start

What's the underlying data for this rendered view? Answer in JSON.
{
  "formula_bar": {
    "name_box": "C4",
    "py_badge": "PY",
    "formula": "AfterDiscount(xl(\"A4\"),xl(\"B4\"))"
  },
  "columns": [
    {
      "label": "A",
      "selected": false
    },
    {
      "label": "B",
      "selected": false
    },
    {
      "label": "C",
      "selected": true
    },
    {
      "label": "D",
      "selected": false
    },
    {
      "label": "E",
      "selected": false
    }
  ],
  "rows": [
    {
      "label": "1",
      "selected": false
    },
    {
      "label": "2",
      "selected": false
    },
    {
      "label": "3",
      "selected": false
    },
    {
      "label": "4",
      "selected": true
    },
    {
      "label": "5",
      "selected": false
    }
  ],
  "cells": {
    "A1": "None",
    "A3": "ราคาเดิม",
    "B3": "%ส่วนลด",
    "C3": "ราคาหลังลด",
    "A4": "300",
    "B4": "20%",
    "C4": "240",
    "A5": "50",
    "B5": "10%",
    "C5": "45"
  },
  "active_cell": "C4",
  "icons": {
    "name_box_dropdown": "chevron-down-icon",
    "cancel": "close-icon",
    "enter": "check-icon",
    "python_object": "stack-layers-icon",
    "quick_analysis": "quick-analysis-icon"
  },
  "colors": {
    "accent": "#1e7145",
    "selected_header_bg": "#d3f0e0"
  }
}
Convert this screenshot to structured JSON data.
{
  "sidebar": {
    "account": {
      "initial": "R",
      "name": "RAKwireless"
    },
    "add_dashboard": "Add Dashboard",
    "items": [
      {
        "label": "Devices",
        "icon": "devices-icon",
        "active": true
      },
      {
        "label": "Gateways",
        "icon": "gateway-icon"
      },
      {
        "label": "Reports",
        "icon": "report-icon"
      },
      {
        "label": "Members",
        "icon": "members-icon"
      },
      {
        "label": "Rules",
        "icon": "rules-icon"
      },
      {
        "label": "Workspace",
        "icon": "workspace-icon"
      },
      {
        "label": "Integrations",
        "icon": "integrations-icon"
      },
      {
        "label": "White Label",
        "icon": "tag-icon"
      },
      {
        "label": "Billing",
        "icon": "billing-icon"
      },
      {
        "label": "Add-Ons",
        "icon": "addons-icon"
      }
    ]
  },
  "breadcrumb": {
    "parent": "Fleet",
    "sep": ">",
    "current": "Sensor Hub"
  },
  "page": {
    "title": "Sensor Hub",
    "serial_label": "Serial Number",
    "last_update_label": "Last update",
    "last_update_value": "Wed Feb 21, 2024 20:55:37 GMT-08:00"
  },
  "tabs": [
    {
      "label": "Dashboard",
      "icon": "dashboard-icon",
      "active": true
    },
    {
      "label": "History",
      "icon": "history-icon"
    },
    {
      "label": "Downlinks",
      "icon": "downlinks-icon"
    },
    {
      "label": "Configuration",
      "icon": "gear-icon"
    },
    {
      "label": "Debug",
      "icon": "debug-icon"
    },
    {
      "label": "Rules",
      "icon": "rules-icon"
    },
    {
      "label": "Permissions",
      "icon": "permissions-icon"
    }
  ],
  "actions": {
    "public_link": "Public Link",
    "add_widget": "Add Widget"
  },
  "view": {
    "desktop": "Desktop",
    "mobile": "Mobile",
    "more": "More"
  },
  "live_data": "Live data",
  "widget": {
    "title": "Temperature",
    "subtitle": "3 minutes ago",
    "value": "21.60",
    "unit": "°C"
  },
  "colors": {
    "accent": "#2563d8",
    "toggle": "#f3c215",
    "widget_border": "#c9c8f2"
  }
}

end

■ Task objective ■
Using the records above, copy each line that contains "view".

■ Exercise output ■
What's the underlying data for this rendered view? Answer in JSON.
  "view": {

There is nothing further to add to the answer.